--- Start ---

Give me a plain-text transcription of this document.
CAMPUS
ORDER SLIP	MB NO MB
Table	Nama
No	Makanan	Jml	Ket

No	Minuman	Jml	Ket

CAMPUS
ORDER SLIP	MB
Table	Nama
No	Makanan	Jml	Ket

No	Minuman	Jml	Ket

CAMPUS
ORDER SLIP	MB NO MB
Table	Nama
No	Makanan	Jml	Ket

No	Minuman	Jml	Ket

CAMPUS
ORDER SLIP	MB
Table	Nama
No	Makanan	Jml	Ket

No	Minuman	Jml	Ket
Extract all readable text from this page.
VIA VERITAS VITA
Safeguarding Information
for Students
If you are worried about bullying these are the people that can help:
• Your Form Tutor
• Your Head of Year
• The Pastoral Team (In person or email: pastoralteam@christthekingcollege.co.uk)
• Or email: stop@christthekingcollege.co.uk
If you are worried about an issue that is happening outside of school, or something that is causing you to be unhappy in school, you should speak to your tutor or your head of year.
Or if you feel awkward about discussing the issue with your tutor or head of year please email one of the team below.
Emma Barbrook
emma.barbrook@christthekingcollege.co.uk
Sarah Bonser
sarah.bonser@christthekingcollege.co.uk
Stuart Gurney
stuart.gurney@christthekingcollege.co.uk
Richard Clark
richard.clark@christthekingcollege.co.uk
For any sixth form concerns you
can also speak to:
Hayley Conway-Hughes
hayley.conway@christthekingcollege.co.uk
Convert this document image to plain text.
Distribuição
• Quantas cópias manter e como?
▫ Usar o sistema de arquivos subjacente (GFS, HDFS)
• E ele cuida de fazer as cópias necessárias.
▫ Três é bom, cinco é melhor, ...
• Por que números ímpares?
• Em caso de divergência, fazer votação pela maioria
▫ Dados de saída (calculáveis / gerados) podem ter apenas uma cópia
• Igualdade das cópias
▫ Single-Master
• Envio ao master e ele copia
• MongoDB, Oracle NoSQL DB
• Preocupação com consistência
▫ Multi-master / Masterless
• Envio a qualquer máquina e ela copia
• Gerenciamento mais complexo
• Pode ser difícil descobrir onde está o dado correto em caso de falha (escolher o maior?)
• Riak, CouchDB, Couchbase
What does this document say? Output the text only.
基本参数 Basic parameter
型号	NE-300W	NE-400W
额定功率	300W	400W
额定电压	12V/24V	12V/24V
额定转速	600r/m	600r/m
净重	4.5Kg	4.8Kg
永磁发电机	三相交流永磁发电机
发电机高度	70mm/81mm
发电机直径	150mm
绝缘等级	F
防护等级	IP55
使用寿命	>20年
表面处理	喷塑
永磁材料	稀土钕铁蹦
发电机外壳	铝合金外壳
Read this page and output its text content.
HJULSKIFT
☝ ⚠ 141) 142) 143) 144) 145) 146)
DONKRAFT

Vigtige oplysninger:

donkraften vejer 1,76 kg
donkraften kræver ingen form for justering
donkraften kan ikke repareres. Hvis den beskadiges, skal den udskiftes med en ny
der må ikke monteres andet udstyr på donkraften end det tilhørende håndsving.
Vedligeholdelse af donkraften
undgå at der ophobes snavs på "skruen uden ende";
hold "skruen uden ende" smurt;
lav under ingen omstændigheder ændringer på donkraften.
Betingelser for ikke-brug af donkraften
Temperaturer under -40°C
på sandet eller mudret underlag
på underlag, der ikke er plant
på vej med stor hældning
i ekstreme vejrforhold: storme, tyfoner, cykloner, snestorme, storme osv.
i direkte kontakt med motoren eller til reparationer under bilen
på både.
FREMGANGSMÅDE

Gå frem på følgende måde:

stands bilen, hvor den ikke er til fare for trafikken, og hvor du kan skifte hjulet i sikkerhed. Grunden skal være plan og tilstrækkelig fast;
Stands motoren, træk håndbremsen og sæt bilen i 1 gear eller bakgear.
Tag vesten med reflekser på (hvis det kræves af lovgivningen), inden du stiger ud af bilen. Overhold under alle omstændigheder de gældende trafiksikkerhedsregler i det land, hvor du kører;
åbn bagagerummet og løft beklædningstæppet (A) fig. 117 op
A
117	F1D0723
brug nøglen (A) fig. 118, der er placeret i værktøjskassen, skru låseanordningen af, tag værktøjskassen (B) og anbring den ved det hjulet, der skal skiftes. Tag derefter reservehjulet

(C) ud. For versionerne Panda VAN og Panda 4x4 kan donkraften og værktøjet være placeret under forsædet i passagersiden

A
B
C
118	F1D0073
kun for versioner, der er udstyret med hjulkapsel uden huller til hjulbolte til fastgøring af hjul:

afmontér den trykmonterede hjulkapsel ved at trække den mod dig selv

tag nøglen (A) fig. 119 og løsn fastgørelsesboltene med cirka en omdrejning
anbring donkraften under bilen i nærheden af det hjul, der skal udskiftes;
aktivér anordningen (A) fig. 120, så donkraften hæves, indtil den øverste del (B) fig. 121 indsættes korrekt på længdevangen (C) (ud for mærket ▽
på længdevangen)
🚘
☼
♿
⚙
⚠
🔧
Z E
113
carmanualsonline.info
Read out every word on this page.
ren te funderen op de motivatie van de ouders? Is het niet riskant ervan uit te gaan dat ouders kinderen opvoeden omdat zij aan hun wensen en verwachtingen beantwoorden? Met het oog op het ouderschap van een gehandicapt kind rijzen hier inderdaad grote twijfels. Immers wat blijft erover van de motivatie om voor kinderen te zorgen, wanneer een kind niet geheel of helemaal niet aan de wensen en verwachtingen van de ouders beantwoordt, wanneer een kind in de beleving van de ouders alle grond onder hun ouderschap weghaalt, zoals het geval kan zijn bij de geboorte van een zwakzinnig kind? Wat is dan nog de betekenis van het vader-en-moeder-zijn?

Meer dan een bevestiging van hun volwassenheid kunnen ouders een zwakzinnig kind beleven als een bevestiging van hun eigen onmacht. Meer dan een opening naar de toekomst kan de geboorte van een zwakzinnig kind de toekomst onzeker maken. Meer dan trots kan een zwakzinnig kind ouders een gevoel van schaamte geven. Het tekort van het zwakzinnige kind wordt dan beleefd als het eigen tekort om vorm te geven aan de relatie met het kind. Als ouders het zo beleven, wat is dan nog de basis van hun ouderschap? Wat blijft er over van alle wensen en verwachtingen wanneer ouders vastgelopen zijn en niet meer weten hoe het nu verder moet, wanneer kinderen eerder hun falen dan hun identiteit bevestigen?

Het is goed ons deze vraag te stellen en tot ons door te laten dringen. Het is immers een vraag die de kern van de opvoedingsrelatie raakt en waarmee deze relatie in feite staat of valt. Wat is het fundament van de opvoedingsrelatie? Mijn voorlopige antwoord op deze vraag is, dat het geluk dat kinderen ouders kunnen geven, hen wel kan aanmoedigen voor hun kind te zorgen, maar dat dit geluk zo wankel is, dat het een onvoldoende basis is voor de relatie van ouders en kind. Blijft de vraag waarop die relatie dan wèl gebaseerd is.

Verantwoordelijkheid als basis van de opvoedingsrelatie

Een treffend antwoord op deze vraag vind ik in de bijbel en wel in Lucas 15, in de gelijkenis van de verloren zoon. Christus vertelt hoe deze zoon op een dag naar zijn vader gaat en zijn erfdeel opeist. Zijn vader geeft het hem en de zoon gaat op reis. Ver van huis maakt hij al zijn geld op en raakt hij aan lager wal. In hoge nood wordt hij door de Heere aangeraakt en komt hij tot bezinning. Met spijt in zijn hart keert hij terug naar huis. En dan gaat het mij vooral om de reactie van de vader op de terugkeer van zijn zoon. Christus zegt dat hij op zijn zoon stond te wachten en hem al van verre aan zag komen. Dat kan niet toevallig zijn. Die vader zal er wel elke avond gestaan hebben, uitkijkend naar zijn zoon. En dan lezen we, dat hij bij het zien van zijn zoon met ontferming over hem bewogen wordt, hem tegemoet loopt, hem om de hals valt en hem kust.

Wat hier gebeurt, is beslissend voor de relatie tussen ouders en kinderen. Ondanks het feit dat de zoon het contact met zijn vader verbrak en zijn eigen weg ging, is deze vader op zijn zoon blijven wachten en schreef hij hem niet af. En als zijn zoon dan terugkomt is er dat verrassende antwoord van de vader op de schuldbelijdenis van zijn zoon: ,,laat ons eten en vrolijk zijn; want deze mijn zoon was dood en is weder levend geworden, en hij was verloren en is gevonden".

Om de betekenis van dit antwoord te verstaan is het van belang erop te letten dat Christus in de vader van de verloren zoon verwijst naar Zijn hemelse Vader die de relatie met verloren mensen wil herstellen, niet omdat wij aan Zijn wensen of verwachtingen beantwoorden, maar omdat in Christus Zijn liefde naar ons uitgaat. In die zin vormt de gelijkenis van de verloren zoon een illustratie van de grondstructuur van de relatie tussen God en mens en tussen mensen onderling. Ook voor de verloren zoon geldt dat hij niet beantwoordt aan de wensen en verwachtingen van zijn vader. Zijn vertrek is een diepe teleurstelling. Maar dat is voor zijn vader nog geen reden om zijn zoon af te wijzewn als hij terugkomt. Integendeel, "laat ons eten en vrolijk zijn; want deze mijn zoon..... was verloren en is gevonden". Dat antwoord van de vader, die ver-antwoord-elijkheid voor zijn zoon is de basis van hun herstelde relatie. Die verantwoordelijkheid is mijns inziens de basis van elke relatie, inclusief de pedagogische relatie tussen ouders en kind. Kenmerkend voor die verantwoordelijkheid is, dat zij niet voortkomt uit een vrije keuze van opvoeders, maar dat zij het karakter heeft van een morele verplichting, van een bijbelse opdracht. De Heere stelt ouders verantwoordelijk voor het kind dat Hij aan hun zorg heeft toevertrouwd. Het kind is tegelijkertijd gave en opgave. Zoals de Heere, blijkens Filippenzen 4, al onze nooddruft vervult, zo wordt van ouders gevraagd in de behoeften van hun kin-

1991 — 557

--- End ---

> Exercise objective
Scan the lines above for "nøglen", then copy every one that has it.

> Result of the task
brug nøglen (A) fig. 118, der er placeret i værktøjskassen, skru låseanordningen af, tag værktøjskassen (B) og anbring den ved det hjulet, der skal skiftes. Tag derefter reservehjulet
tag nøglen (A) fig. 119 og løsn fastgørelsesboltene med cirka en omdrejning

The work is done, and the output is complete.